# Page extract start

### FTP API data grab

This file contains the code for downloading a FTP transcription export from their API

Still a work in progress

I am using Python's requests library because I have more facility in Python and Windows PowerShell is a curse that I prefer not to suffer under when I can avoid it. If on a MacOS or Linux/Unix system, the documentation on the FTP website explains how to accomplish this from the command line: https://content.fromthepage.com/project-owner-documentation/api-keys/ 

In [11]:
# hiding the API key
import os
import dotenv

# change to the directory where the dotenv file is (unique for each person)
os.chdir("/Users/charl/JBPP")

# load in stuff hidden in the .env file
dotenv.load_dotenv()
JBPP_key = os.getenv('JBPP_key')

# Page extract end
# Records for this exercise start

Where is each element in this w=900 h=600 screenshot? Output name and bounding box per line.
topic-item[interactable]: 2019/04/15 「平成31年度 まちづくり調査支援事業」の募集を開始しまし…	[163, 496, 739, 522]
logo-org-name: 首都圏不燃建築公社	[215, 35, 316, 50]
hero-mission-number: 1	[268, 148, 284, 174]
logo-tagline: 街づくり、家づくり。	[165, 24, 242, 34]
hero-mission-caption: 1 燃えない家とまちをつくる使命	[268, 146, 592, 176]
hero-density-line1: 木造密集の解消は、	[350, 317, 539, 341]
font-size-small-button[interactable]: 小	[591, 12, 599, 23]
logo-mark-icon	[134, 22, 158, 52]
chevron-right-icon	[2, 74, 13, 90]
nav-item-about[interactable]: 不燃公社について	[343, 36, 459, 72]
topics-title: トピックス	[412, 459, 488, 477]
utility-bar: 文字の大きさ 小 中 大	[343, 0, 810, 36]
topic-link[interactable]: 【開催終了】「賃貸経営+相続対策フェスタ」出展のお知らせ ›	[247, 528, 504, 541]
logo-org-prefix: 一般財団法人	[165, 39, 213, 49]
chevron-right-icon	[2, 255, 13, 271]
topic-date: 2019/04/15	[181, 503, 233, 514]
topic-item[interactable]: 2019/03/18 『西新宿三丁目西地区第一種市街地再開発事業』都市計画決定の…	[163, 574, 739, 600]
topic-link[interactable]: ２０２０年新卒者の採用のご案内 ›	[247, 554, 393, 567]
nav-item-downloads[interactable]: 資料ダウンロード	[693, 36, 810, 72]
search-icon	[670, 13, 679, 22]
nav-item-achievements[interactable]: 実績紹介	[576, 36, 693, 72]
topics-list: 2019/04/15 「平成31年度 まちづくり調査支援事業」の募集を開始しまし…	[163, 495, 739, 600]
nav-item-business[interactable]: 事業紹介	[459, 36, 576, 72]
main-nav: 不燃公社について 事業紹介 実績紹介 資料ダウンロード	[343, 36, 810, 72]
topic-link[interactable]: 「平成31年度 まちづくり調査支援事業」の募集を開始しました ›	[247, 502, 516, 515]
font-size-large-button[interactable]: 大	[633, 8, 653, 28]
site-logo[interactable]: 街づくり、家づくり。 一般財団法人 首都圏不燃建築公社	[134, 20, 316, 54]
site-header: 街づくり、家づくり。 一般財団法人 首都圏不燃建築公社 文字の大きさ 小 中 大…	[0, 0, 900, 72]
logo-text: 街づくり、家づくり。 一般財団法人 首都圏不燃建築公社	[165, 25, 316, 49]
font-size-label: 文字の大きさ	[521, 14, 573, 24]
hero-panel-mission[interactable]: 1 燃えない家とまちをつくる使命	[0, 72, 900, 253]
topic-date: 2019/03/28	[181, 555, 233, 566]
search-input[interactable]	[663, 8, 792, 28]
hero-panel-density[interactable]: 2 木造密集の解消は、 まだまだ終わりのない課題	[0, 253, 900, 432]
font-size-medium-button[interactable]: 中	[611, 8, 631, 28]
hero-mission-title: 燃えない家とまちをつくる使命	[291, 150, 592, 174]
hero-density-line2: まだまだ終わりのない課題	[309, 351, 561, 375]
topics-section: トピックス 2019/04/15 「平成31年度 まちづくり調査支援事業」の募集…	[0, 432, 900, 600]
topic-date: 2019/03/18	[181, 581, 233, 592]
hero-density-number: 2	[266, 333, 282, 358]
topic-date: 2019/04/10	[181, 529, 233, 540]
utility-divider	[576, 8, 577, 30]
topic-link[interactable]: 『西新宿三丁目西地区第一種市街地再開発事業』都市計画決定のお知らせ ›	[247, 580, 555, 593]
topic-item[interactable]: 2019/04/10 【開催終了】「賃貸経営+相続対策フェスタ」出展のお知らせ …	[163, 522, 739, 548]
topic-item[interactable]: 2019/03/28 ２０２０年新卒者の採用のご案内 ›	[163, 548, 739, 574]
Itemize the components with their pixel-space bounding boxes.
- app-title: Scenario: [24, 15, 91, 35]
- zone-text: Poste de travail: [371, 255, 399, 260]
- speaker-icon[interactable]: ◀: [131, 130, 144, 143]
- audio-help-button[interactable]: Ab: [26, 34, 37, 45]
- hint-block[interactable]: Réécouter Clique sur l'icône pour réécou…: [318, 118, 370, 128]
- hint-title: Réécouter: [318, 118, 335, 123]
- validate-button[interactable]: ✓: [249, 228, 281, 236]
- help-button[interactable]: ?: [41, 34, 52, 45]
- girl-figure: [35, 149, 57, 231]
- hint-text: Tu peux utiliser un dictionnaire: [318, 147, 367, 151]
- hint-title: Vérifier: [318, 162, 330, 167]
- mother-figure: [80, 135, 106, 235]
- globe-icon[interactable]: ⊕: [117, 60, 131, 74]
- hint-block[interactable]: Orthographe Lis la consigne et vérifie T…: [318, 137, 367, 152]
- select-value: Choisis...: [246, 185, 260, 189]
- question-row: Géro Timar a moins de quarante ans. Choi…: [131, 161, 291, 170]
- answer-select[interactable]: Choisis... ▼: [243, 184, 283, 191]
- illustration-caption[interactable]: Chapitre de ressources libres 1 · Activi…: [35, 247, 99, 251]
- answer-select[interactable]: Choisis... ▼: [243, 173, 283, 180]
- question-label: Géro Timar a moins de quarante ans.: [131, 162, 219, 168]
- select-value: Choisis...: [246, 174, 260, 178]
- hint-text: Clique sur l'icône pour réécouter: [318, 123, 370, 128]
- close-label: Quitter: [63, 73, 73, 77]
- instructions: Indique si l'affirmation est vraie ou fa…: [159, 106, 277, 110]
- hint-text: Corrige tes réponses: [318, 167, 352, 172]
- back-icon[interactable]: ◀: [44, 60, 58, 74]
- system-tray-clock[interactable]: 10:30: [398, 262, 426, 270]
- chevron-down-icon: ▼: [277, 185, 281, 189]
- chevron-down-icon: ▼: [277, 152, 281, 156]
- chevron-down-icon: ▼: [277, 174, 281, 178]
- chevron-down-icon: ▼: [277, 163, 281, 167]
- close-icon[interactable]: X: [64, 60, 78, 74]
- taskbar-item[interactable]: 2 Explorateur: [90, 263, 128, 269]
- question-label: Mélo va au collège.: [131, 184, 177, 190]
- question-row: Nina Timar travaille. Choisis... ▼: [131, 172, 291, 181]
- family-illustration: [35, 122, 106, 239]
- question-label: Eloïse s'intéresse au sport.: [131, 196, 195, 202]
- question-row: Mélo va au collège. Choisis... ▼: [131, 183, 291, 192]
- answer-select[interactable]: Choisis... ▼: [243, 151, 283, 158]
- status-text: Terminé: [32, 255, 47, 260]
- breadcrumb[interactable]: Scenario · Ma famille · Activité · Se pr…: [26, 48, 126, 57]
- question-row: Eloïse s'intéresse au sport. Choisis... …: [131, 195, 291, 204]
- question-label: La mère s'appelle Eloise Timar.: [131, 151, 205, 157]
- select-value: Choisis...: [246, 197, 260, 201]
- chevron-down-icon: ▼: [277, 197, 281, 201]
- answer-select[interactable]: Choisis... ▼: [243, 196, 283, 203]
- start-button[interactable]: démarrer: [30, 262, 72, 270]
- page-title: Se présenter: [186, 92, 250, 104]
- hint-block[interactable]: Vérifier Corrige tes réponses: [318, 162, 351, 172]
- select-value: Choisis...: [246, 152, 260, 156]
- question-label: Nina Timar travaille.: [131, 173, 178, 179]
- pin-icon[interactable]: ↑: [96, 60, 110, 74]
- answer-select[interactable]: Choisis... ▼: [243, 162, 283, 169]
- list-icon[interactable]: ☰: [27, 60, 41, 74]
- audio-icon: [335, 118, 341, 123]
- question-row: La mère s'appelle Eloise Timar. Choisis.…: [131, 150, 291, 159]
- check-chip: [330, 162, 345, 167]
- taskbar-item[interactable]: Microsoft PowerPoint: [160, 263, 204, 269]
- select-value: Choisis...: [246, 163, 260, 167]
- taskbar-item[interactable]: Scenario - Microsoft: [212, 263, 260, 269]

# Records for this exercise end

(Direction A):
Rewrite the page extract starting at "Still a work" and ending at "for each person)", replacing "Python" with "Ruby".
(Direction B):
Find each line of the rows that contains the string "help", and copy those lines.

(Solution A):
Still a work in progress

I am using Ruby's requests library because I have more facility in Ruby and Windows PowerShell is a curse that I prefer not to suffer under when I can avoid it. If on a MacOS or Linux/Unix system, the documentation on the FTP website explains how to accomplish this from the command line: https://content.fromthepage.com/project-owner-documentation/api-keys/ 

In [11]:
# hiding the API key
import os
import dotenv

# change to the directory where the dotenv file is (unique for each person)

(Solution B):
- audio-help-button[interactable]: Ab: [26, 34, 37, 45]
- help-button[interactable]: ?: [41, 34, 52, 45]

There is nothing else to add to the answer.